> Work to be completed:
Wherever the word "solution" turns up in a line of the entries, copy that line.

> Records to use:

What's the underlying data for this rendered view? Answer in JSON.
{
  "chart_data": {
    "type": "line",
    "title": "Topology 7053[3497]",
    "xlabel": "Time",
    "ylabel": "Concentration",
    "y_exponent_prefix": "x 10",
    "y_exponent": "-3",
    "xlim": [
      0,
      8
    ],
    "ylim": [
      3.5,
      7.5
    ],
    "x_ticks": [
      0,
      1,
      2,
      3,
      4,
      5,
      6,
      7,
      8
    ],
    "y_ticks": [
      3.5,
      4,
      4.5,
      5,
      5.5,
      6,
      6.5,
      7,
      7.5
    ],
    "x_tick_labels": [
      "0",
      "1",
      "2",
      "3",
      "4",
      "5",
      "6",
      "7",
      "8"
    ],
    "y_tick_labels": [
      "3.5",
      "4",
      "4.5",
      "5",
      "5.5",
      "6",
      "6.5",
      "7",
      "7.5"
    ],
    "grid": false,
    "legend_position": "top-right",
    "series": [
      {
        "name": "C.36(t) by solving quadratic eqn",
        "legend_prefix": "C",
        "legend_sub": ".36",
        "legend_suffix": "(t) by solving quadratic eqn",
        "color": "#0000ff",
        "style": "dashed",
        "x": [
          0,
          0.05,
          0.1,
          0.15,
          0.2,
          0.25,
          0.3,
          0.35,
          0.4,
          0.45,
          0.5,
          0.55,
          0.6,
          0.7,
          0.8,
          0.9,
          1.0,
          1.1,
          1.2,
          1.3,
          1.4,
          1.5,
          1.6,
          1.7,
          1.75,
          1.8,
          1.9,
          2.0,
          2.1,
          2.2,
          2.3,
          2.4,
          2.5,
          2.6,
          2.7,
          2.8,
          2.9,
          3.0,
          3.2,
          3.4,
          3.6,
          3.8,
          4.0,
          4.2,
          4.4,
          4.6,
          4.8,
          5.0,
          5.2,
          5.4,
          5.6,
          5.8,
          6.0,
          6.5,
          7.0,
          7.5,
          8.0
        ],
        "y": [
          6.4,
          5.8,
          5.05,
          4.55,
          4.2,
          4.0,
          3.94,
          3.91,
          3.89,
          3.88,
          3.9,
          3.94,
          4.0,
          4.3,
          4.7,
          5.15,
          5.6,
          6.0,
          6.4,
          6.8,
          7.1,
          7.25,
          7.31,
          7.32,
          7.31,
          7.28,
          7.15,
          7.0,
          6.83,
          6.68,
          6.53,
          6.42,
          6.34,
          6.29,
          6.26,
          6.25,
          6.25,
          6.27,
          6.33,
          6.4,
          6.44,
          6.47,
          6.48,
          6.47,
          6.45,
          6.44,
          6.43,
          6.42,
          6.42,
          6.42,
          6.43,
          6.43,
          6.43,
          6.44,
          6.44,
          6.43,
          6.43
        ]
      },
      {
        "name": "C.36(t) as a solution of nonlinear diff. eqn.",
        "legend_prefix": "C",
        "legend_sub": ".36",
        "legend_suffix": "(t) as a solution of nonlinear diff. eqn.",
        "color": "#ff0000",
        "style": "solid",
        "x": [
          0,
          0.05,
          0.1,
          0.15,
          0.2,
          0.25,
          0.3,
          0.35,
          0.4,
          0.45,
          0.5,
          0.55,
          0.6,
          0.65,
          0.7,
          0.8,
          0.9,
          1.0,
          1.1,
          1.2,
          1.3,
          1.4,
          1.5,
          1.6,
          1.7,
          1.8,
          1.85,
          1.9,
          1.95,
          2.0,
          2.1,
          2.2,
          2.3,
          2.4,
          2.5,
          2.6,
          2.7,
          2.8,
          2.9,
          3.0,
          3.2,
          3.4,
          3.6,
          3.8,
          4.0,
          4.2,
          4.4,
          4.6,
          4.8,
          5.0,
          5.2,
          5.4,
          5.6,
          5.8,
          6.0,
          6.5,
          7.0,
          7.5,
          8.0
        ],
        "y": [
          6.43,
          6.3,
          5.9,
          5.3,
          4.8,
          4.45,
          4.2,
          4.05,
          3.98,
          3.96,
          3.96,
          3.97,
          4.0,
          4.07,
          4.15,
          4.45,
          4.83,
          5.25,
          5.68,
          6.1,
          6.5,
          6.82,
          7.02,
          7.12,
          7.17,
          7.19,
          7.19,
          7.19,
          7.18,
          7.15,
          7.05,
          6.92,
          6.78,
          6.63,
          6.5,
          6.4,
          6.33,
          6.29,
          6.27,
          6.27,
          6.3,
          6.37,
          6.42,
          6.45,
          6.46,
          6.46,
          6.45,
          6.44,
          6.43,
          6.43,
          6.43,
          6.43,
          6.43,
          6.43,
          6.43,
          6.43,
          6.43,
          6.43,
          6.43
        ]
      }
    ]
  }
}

> Task output:
        "name": "C.36(t) as a solution of nonlinear diff. eqn.",
        "legend_suffix": "(t) as a solution of nonlinear diff. eqn.",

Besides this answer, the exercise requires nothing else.